Records

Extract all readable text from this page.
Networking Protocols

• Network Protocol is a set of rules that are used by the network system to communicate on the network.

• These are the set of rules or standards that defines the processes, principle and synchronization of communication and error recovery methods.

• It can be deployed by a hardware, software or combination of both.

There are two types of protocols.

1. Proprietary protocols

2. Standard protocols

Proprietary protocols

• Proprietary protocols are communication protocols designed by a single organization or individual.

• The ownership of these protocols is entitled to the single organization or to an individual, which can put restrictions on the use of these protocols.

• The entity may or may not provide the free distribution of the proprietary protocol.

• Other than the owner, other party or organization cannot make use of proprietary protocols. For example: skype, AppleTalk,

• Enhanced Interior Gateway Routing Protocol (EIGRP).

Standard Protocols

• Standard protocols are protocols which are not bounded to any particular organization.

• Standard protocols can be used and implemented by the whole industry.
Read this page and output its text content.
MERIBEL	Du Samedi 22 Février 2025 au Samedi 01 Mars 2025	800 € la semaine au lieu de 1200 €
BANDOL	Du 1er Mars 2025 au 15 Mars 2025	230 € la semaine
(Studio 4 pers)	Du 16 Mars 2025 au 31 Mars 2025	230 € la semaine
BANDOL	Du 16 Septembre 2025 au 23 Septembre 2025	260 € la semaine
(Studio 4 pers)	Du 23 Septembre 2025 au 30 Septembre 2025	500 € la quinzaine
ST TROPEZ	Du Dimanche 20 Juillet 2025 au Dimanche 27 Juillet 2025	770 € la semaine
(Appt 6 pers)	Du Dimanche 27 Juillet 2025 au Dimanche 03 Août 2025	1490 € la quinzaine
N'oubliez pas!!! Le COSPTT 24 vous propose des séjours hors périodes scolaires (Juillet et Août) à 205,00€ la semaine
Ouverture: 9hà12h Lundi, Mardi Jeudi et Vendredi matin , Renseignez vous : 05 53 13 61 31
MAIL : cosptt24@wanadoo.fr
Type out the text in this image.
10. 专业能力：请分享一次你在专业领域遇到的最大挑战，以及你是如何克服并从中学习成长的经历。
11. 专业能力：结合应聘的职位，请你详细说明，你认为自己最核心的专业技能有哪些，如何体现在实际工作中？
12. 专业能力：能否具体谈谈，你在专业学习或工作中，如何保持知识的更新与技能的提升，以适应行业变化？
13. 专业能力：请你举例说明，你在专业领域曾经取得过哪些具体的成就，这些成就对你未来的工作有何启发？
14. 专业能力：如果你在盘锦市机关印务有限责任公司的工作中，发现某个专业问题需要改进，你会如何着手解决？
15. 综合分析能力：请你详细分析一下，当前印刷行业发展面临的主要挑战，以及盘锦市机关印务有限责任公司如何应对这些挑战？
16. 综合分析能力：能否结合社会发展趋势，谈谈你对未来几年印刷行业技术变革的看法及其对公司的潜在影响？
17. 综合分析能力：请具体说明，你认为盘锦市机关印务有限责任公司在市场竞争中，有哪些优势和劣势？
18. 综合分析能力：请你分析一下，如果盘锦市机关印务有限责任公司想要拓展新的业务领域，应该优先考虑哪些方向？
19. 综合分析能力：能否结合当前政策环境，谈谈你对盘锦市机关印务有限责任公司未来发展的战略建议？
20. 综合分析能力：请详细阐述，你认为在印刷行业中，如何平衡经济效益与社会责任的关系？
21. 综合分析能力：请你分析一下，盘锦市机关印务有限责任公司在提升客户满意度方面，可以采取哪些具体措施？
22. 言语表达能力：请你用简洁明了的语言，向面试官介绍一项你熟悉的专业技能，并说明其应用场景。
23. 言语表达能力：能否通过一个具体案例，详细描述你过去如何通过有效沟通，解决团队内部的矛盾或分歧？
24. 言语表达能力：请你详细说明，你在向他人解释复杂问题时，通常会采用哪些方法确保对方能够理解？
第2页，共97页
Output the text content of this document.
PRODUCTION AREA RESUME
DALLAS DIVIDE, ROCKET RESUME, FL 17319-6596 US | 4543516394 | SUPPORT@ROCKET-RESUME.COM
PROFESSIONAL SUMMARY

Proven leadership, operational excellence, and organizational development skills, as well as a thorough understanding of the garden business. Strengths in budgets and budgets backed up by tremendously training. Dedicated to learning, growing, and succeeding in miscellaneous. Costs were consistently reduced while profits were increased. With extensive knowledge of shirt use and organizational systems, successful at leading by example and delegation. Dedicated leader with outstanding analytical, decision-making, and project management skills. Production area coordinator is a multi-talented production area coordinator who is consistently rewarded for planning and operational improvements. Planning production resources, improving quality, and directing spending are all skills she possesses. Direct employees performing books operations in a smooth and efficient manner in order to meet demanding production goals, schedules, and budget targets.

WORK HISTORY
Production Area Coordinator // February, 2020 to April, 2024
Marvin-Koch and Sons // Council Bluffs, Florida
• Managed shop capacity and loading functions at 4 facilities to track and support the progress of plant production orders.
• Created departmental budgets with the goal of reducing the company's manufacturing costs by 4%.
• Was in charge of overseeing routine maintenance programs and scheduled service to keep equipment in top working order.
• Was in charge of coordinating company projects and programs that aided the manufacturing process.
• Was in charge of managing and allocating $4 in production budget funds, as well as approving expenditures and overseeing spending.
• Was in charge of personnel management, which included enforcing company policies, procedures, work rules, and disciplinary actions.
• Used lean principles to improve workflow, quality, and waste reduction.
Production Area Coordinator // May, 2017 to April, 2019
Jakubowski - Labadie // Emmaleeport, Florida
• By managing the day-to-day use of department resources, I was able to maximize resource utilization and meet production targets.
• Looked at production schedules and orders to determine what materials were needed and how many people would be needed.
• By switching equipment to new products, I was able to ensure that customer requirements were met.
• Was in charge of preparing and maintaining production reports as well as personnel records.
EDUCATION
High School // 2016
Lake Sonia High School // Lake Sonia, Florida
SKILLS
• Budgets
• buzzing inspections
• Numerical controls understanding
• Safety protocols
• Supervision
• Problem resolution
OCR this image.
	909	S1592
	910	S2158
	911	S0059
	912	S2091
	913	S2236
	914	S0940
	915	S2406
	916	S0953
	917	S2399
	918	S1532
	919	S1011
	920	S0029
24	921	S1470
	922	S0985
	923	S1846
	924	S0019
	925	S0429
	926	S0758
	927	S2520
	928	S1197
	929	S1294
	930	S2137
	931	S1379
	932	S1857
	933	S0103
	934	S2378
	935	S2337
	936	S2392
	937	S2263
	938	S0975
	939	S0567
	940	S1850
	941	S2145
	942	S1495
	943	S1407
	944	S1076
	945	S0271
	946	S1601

EXERCISE.
Give back the data above exactly as it appears.

SOLUTION FOR THIS PROBLEM.
Extract all readable text from this page.
Networking Protocols

• Network Protocol is a set of rules that are used by the network system to communicate on the network.

• These are the set of rules or standards that defines the processes, principle and synchronization of communication and error recovery methods.

• It can be deployed by a hardware, software or combination of both.

There are two types of protocols.

1. Proprietary protocols

2. Standard protocols

Proprietary protocols

• Proprietary protocols are communication protocols designed by a single organization or individual.

• The ownership of these protocols is entitled to the single organization or to an individual, which can put restrictions on the use of these protocols.

• The entity may or may not provide the free distribution of the proprietary protocol.

• Other than the owner, other party or organization cannot make use of proprietary protocols. For example: skype, AppleTalk,

• Enhanced Interior Gateway Routing Protocol (EIGRP).

Standard Protocols

• Standard protocols are protocols which are not bounded to any particular organization.

• Standard protocols can be used and implemented by the whole industry.
Read this page and output its text content.
MERIBEL	Du Samedi 22 Février 2025 au Samedi 01 Mars 2025	800 € la semaine au lieu de 1200 €
BANDOL	Du 1er Mars 2025 au 15 Mars 2025	230 € la semaine
(Studio 4 pers)	Du 16 Mars 2025 au 31 Mars 2025	230 € la semaine
BANDOL	Du 16 Septembre 2025 au 23 Septembre 2025	260 € la semaine
(Studio 4 pers)	Du 23 Septembre 2025 au 30 Septembre 2025	500 € la quinzaine
ST TROPEZ	Du Dimanche 20 Juillet 2025 au Dimanche 27 Juillet 2025	770 € la semaine
(Appt 6 pers)	Du Dimanche 27 Juillet 2025 au Dimanche 03 Août 2025	1490 € la quinzaine
N'oubliez pas!!! Le COSPTT 24 vous propose des séjours hors périodes scolaires (Juillet et Août) à 205,00€ la semaine
Ouverture: 9hà12h Lundi, Mardi Jeudi et Vendredi matin , Renseignez vous : 05 53 13 61 31
MAIL : cosptt24@wanadoo.fr
Type out the text in this image.
10. 专业能力：请分享一次你在专业领域遇到的最大挑战，以及你是如何克服并从中学习成长的经历。
11. 专业能力：结合应聘的职位，请你详细说明，你认为自己最核心的专业技能有哪些，如何体现在实际工作中？
12. 专业能力：能否具体谈谈，你在专业学习或工作中，如何保持知识的更新与技能的提升，以适应行业变化？
13. 专业能力：请你举例说明，你在专业领域曾经取得过哪些具体的成就，这些成就对你未来的工作有何启发？
14. 专业能力：如果你在盘锦市机关印务有限责任公司的工作中，发现某个专业问题需要改进，你会如何着手解决？
15. 综合分析能力：请你详细分析一下，当前印刷行业发展面临的主要挑战，以及盘锦市机关印务有限责任公司如何应对这些挑战？
16. 综合分析能力：能否结合社会发展趋势，谈谈你对未来几年印刷行业技术变革的看法及其对公司的潜在影响？
17. 综合分析能力：请具体说明，你认为盘锦市机关印务有限责任公司在市场竞争中，有哪些优势和劣势？
18. 综合分析能力：请你分析一下，如果盘锦市机关印务有限责任公司想要拓展新的业务领域，应该优先考虑哪些方向？
19. 综合分析能力：能否结合当前政策环境，谈谈你对盘锦市机关印务有限责任公司未来发展的战略建议？
20. 综合分析能力：请详细阐述，你认为在印刷行业中，如何平衡经济效益与社会责任的关系？
21. 综合分析能力：请你分析一下，盘锦市机关印务有限责任公司在提升客户满意度方面，可以采取哪些具体措施？
22. 言语表达能力：请你用简洁明了的语言，向面试官介绍一项你熟悉的专业技能，并说明其应用场景。
23. 言语表达能力：能否通过一个具体案例，详细描述你过去如何通过有效沟通，解决团队内部的矛盾或分歧？
24. 言语表达能力：请你详细说明，你在向他人解释复杂问题时，通常会采用哪些方法确保对方能够理解？
第2页，共97页
Output the text content of this document.
PRODUCTION AREA RESUME
DALLAS DIVIDE, ROCKET RESUME, FL 17319-6596 US | 4543516394 | SUPPORT@ROCKET-RESUME.COM
PROFESSIONAL SUMMARY

Proven leadership, operational excellence, and organizational development skills, as well as a thorough understanding of the garden business. Strengths in budgets and budgets backed up by tremendously training. Dedicated to learning, growing, and succeeding in miscellaneous. Costs were consistently reduced while profits were increased. With extensive knowledge of shirt use and organizational systems, successful at leading by example and delegation. Dedicated leader with outstanding analytical, decision-making, and project management skills. Production area coordinator is a multi-talented production area coordinator who is consistently rewarded for planning and operational improvements. Planning production resources, improving quality, and directing spending are all skills she possesses. Direct employees performing books operations in a smooth and efficient manner in order to meet demanding production goals, schedules, and budget targets.

WORK HISTORY
Production Area Coordinator // February, 2020 to April, 2024
Marvin-Koch and Sons // Council Bluffs, Florida
• Managed shop capacity and loading functions at 4 facilities to track and support the progress of plant production orders.
• Created departmental budgets with the goal of reducing the company's manufacturing costs by 4%.
• Was in charge of overseeing routine maintenance programs and scheduled service to keep equipment in top working order.
• Was in charge of coordinating company projects and programs that aided the manufacturing process.
• Was in charge of managing and allocating $4 in production budget funds, as well as approving expenditures and overseeing spending.
• Was in charge of personnel management, which included enforcing company policies, procedures, work rules, and disciplinary actions.
• Used lean principles to improve workflow, quality, and waste reduction.
Production Area Coordinator // May, 2017 to April, 2019
Jakubowski - Labadie // Emmaleeport, Florida
• By managing the day-to-day use of department resources, I was able to maximize resource utilization and meet production targets.
• Looked at production schedules and orders to determine what materials were needed and how many people would be needed.
• By switching equipment to new products, I was able to ensure that customer requirements were met.
• Was in charge of preparing and maintaining production reports as well as personnel records.
EDUCATION
High School // 2016
Lake Sonia High School // Lake Sonia, Florida
SKILLS
• Budgets
• buzzing inspections
• Numerical controls understanding
• Safety protocols
• Supervision
• Problem resolution
OCR this image.
	909	S1592
	910	S2158
	911	S0059
	912	S2091
	913	S2236
	914	S0940
	915	S2406
	916	S0953
	917	S2399
	918	S1532
	919	S1011
	920	S0029
24	921	S1470
	922	S0985
	923	S1846
	924	S0019
	925	S0429
	926	S0758
	927	S2520
	928	S1197
	929	S1294
	930	S2137
	931	S1379
	932	S1857
	933	S0103
	934	S2378
	935	S2337
	936	S2392
	937	S2263
	938	S0975
	939	S0567
	940	S1850
	941	S2145
	942	S1495
	943	S1407
	944	S1076
	945	S0271
	946	S1601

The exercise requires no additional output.